* _Problem_
Scan the entries below and extract each line with the word "Voltage" in it.

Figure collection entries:
◆ ◆ ◆

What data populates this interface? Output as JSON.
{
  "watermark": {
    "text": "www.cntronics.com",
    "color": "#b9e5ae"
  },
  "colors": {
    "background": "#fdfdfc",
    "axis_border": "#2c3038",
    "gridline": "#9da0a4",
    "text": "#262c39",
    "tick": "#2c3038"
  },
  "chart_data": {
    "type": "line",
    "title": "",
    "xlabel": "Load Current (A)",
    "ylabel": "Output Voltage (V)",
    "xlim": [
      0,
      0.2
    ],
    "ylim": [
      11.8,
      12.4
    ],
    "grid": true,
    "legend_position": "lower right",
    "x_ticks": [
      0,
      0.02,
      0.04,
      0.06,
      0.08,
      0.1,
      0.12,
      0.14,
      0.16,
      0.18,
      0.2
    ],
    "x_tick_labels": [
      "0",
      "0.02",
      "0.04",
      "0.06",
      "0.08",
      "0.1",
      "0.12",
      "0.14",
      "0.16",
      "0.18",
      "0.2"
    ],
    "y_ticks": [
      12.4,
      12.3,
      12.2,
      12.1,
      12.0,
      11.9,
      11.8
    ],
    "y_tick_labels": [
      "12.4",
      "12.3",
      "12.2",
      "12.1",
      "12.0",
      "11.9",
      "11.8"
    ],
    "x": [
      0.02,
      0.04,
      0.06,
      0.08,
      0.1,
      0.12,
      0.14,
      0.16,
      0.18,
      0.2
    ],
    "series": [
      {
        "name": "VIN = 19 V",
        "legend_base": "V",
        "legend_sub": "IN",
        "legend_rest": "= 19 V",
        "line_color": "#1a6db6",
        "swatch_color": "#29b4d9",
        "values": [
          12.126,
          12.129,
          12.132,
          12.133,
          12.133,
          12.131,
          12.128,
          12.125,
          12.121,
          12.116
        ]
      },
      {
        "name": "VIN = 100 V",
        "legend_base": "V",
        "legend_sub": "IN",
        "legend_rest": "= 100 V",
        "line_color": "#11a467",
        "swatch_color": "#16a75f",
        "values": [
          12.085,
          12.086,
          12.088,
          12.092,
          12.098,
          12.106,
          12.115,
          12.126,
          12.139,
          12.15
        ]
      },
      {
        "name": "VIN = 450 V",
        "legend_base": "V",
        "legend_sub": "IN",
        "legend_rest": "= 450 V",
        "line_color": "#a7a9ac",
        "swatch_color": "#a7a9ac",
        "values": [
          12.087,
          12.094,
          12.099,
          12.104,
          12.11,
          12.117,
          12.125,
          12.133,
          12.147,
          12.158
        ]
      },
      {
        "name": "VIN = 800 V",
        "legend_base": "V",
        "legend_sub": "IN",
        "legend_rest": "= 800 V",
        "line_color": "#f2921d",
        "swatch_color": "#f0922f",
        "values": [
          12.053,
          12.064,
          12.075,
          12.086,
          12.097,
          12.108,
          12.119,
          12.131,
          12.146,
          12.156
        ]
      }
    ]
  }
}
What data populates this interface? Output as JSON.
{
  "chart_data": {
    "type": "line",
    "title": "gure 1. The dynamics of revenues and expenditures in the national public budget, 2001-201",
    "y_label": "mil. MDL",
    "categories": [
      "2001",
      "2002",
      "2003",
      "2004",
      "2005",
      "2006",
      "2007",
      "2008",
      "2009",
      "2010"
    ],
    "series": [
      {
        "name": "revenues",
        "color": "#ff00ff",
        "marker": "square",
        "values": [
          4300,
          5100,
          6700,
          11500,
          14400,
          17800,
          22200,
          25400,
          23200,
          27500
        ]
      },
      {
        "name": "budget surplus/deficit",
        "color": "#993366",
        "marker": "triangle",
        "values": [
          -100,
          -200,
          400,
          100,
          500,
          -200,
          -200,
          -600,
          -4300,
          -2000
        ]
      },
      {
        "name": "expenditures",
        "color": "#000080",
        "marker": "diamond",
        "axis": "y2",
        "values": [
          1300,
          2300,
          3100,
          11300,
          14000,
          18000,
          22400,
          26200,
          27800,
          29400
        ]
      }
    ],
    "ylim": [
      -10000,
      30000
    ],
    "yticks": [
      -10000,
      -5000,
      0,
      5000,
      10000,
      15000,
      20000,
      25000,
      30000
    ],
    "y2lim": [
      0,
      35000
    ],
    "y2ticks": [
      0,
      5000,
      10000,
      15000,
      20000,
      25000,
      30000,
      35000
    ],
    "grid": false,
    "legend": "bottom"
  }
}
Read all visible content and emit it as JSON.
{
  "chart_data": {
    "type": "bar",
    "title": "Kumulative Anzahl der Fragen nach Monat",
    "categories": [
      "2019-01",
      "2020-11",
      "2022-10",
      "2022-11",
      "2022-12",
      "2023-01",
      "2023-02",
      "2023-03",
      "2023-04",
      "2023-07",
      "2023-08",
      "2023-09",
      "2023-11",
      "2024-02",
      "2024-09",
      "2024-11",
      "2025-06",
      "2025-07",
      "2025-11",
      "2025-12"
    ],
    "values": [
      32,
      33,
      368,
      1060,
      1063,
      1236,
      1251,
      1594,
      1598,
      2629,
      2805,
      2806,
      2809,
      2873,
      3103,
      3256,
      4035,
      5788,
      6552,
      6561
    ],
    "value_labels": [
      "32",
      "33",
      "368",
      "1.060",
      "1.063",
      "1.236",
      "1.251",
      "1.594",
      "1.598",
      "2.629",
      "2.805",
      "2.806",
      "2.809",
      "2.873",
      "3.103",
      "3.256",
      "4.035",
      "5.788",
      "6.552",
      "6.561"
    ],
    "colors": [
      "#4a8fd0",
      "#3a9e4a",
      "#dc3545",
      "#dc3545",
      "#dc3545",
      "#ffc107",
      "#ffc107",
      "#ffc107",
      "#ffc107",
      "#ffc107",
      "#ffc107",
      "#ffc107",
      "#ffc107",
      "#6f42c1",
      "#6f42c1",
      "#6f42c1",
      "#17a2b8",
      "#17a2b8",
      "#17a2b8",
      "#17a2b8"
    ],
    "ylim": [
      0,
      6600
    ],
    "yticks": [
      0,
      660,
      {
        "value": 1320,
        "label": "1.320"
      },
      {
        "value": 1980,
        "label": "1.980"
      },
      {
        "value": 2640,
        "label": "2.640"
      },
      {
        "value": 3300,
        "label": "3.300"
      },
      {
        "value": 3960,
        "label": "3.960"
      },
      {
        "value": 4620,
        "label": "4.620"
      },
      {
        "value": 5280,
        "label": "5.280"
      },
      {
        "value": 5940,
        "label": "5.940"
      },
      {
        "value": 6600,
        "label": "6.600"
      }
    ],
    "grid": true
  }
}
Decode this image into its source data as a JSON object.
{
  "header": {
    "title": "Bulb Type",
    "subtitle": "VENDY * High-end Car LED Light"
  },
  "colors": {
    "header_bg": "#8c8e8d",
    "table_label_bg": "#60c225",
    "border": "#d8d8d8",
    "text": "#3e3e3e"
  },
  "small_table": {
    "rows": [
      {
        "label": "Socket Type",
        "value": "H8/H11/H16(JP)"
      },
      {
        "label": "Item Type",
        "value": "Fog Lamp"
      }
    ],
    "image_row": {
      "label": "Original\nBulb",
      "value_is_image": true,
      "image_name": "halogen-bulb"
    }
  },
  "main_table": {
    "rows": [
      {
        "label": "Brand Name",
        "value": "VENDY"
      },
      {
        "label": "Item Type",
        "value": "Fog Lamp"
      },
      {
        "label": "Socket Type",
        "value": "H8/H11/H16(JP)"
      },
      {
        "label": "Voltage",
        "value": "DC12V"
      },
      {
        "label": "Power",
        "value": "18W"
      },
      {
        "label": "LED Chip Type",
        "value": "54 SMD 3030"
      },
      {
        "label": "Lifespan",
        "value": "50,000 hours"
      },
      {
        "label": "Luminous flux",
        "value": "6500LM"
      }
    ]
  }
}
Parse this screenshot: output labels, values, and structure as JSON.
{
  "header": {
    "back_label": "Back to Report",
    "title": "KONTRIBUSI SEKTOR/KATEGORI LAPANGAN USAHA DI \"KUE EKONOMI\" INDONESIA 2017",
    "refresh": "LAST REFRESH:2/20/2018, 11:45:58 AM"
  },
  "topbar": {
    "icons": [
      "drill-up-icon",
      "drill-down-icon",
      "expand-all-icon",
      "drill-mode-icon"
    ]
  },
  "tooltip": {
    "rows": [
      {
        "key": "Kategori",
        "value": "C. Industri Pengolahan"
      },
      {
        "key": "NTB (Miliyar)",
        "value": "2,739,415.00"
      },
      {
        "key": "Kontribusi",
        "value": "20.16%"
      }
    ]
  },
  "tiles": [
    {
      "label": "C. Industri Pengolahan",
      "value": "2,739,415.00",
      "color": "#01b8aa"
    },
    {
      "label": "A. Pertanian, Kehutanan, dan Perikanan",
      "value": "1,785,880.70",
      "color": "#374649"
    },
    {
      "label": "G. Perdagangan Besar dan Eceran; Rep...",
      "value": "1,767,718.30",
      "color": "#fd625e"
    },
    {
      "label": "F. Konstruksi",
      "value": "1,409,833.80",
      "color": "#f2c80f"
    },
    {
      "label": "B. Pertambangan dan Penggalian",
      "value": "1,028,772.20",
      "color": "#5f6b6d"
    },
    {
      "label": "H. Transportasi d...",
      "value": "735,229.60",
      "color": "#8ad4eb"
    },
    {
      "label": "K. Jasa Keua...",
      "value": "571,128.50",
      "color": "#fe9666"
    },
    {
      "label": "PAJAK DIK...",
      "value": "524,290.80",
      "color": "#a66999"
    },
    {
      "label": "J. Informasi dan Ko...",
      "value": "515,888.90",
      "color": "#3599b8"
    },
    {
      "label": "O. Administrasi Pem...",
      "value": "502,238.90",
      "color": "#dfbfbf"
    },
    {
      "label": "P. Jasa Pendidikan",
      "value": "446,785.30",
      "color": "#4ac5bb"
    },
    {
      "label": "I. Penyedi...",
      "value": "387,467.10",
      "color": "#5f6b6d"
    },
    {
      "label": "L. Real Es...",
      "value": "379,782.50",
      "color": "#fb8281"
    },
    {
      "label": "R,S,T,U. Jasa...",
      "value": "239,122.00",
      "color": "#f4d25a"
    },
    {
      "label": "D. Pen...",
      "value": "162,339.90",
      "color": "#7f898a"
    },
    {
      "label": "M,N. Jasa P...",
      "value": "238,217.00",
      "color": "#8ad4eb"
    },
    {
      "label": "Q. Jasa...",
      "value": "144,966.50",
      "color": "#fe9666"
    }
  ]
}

◆ ◆ ◆

* _Problem solution_
    "ylabel": "Output Voltage (V)",
        "label": "Voltage",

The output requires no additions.